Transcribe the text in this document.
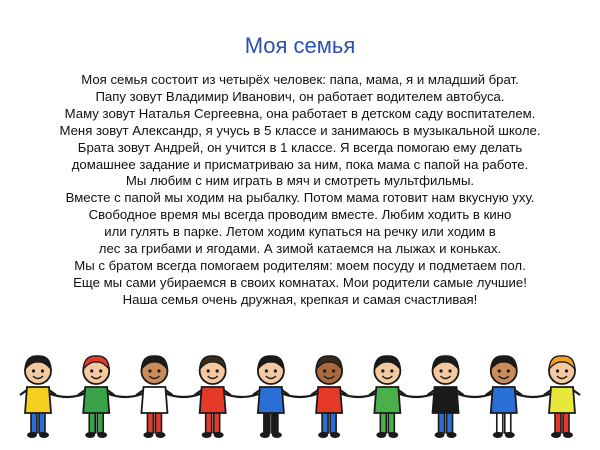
Моя семья
Моя семья состоит из четырёх человек: папа, мама, я и младший брат.
Папу зовут Владимир Иванович, он работает водителем автобуса.
Маму зовут Наталья Сергеевна, она работает в детском саду воспитателем.
Меня зовут Александр, я учусь в 5 классе и занимаюсь в музыкальной школе.
Брата зовут Андрей, он учится в 1 классе. Я всегда помогаю ему делать
домашнее задание и присматриваю за ним, пока мама с папой на работе.
Мы любим с ним играть в мяч и смотреть мультфильмы.
Вместе с папой мы ходим на рыбалку. Потом мама готовит нам вкусную уху.
Свободное время мы всегда проводим вместе. Любим ходить в кино
или гулять в парке. Летом ходим купаться на речку или ходим в
лес за грибами и ягодами. А зимой катаемся на лыжах и коньках.
Мы с братом всегда помогаем родителям: моем посуду и подметаем пол.
Еще мы сами убираемся в своих комнатах. Мои родители самые лучшие!
Наша семья очень дружная, крепкая и самая счастливая!
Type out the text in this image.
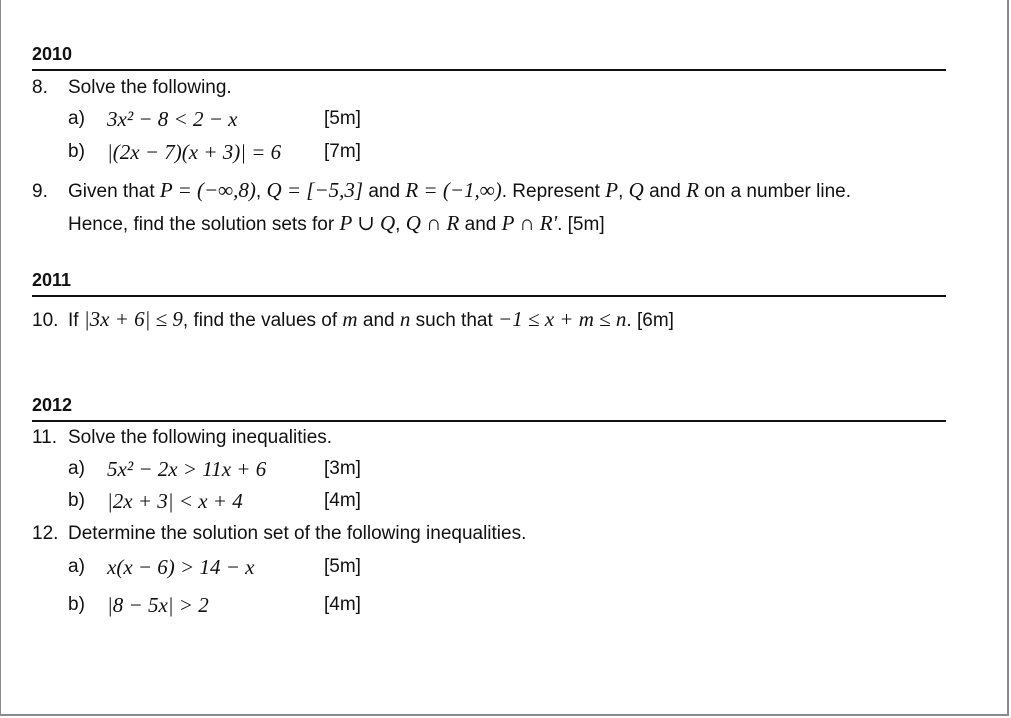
2010
8. Solve the following.
a) 3x² − 8 < 2 − x	[5m]
b) |(2x − 7)(x + 3)| = 6 [7m]
9. Given that P = (−∞,8), Q = [−5,3] and R = (−1,∞). Represent P, Q and R on a number line.
Hence, find the solution sets for P ∪ Q, Q ∩ R and P ∩ R'. [5m]
2011
10. If |3x + 6| ≤ 9, find the values of m and n such that −1 ≤ x + m ≤ n. [6m]
2012
11. Solve the following inequalities.
a) 5x² − 2x > 11x + 6	[3m]
b) |2x + 3| < x + 4	[4m]
12. Determine the solution set of the following inequalities.
a) x(x − 6) > 14 − x	[5m]
b) |8 − 5x| > 2	[4m]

☆ ☆ ☆

Quote every record above exactly, leaving out the pictures.

Reply =>
Transcribe the text in this document.
Моя семья
Моя семья состоит из четырёх человек: папа, мама, я и младший брат.
Папу зовут Владимир Иванович, он работает водителем автобуса.
Маму зовут Наталья Сергеевна, она работает в детском саду воспитателем.
Меня зовут Александр, я учусь в 5 классе и занимаюсь в музыкальной школе.
Брата зовут Андрей, он учится в 1 классе. Я всегда помогаю ему делать
домашнее задание и присматриваю за ним, пока мама с папой на работе.
Мы любим с ним играть в мяч и смотреть мультфильмы.
Вместе с папой мы ходим на рыбалку. Потом мама готовит нам вкусную уху.
Свободное время мы всегда проводим вместе. Любим ходить в кино
или гулять в парке. Летом ходим купаться на речку или ходим в
лес за грибами и ягодами. А зимой катаемся на лыжах и коньках.
Мы с братом всегда помогаем родителям: моем посуду и подметаем пол.
Еще мы сами убираемся в своих комнатах. Мои родители самые лучшие!
Наша семья очень дружная, крепкая и самая счастливая!
Type out the text in this image.
2010
8. Solve the following.
a) 3x² − 8 < 2 − x	[5m]
b) |(2x − 7)(x + 3)| = 6 [7m]
9. Given that P = (−∞,8), Q = [−5,3] and R = (−1,∞). Represent P, Q and R on a number line.
Hence, find the solution sets for P ∪ Q, Q ∩ R and P ∩ R'. [5m]
2011
10. If |3x + 6| ≤ 9, find the values of m and n such that −1 ≤ x + m ≤ n. [6m]
2012
11. Solve the following inequalities.
a) 5x² − 2x > 11x + 6	[3m]
b) |2x + 3| < x + 4	[4m]
12. Determine the solution set of the following inequalities.
a) x(x − 6) > 14 − x	[5m]
b) |8 − 5x| > 2	[4m]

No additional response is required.